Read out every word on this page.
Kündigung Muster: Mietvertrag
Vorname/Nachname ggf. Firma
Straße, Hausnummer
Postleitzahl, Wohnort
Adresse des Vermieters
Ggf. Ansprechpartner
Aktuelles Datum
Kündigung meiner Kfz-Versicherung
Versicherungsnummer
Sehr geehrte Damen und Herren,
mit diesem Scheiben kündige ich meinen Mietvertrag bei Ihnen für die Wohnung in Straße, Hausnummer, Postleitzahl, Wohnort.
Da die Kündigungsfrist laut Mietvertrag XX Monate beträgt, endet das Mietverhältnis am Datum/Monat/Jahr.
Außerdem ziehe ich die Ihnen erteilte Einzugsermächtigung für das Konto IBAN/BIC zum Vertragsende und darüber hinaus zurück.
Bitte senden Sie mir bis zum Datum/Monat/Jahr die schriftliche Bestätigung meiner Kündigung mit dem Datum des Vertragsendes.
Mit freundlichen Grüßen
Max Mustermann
====
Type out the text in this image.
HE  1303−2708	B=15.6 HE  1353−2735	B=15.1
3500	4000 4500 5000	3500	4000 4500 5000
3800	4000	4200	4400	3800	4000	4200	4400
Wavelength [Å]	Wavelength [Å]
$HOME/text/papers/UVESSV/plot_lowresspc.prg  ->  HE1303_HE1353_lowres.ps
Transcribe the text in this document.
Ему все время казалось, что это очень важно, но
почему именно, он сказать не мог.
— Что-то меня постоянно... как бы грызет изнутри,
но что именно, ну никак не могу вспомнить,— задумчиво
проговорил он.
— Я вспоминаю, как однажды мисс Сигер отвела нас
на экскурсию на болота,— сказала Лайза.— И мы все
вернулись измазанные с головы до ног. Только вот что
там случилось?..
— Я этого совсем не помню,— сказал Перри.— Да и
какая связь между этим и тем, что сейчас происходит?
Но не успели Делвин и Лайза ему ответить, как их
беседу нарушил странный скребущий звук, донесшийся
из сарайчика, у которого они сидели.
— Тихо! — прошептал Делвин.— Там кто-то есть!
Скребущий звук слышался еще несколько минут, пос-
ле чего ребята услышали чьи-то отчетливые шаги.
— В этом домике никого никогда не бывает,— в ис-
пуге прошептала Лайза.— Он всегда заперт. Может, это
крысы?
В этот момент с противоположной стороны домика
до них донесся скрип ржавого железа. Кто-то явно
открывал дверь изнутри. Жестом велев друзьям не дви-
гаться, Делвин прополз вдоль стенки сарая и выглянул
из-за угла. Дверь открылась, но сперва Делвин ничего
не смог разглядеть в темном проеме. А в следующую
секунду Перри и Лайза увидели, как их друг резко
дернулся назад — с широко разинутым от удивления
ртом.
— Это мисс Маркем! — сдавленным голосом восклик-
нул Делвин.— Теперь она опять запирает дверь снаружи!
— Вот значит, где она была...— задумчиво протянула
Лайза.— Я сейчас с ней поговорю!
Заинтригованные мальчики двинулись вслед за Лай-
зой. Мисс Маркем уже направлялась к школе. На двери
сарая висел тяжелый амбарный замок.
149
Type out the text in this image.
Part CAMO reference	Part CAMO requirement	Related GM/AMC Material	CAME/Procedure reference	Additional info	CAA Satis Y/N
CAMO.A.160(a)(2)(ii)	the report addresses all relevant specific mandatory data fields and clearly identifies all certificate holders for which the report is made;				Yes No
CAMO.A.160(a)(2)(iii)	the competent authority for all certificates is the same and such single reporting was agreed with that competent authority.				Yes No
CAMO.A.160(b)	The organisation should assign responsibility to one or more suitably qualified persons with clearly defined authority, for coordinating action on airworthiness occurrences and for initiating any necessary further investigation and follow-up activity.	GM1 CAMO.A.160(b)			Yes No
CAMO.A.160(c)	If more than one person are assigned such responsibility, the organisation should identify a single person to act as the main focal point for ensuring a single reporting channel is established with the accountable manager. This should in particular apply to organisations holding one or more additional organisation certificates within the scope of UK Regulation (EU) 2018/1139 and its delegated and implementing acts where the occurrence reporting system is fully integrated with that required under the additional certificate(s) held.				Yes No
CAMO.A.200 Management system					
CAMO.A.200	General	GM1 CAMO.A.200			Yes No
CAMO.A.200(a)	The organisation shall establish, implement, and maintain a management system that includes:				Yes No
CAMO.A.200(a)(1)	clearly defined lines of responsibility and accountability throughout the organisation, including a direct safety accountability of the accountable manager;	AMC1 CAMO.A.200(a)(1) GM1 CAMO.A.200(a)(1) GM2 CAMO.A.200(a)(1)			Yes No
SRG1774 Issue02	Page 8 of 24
====
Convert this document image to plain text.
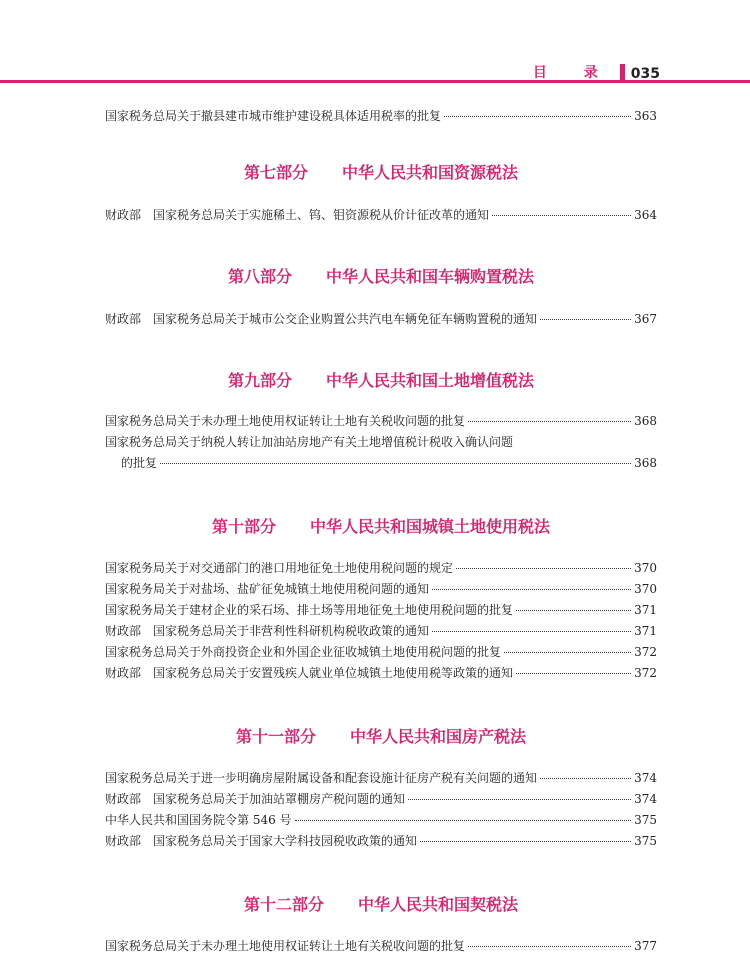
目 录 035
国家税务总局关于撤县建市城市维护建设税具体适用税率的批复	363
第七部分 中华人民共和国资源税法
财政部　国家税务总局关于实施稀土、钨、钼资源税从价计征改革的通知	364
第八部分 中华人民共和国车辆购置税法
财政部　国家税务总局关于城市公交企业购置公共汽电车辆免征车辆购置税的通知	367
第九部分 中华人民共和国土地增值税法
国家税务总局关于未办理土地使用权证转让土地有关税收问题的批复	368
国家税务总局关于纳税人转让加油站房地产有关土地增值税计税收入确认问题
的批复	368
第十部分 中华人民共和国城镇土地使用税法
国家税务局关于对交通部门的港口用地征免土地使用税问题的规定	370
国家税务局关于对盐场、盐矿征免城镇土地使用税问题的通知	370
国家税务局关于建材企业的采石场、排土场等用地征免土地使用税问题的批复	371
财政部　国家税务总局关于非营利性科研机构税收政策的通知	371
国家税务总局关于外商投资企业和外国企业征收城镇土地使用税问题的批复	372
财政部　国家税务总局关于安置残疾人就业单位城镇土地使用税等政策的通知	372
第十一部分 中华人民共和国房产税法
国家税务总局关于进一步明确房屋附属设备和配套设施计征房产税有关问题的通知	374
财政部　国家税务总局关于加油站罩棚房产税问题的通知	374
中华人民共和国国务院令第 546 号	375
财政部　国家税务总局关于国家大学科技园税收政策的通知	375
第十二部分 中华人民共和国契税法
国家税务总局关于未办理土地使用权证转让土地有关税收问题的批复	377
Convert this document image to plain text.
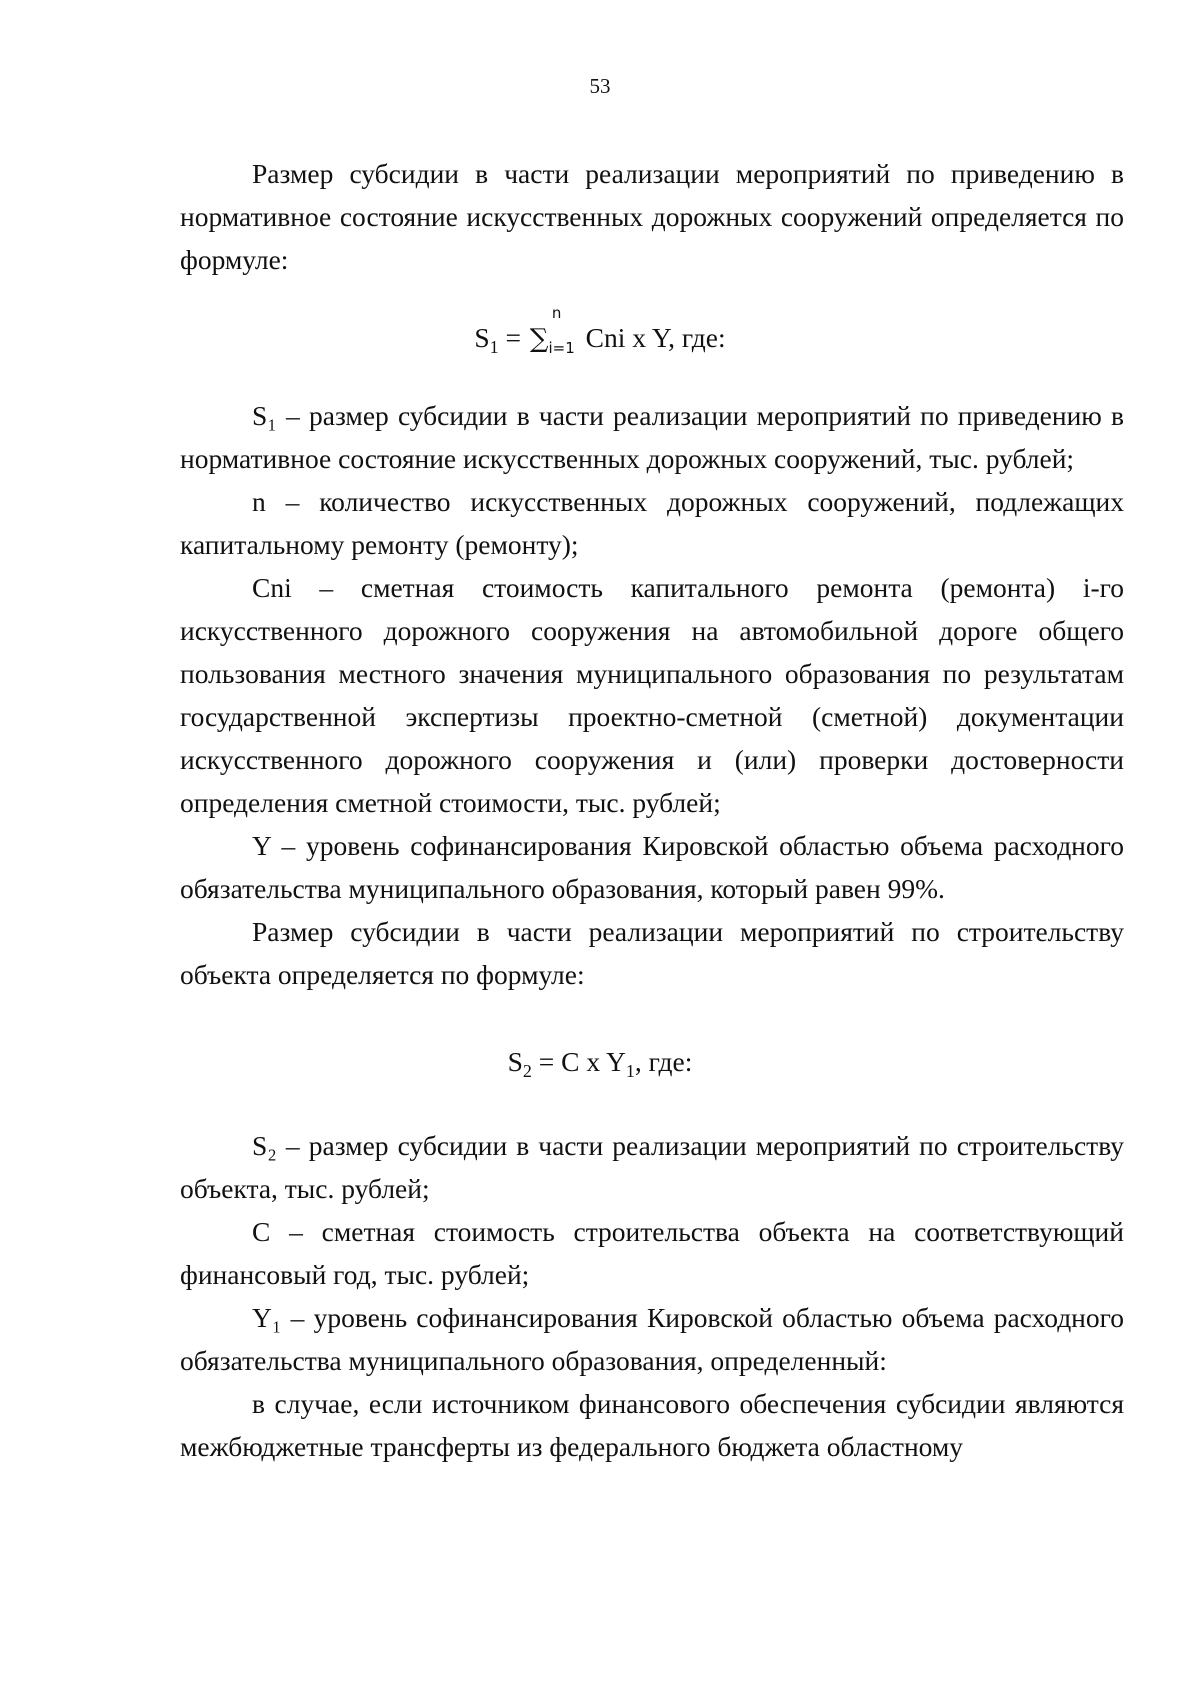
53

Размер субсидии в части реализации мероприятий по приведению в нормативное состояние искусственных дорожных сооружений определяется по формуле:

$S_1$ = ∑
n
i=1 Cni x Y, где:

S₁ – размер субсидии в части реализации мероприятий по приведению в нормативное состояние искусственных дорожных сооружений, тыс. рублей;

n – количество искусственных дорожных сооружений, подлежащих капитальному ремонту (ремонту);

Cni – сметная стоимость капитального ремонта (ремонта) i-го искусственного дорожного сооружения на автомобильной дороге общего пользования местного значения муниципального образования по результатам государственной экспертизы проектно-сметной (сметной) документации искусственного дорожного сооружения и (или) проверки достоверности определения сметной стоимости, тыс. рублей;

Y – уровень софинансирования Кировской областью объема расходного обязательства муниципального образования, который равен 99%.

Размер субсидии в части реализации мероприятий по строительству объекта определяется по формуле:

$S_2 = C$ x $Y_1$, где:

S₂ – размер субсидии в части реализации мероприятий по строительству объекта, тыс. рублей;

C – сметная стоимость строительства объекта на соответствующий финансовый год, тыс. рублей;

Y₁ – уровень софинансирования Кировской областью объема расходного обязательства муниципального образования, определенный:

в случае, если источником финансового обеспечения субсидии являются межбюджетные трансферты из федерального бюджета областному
====
Exercise:
Show all lines above holding "софинансирования".

Response:
Y – уровень софинансирования Кировской областью объема расходного обязательства муниципального образования, который равен 99%.
Y₁ – уровень софинансирования Кировской областью объема расходного обязательства муниципального образования, определенный:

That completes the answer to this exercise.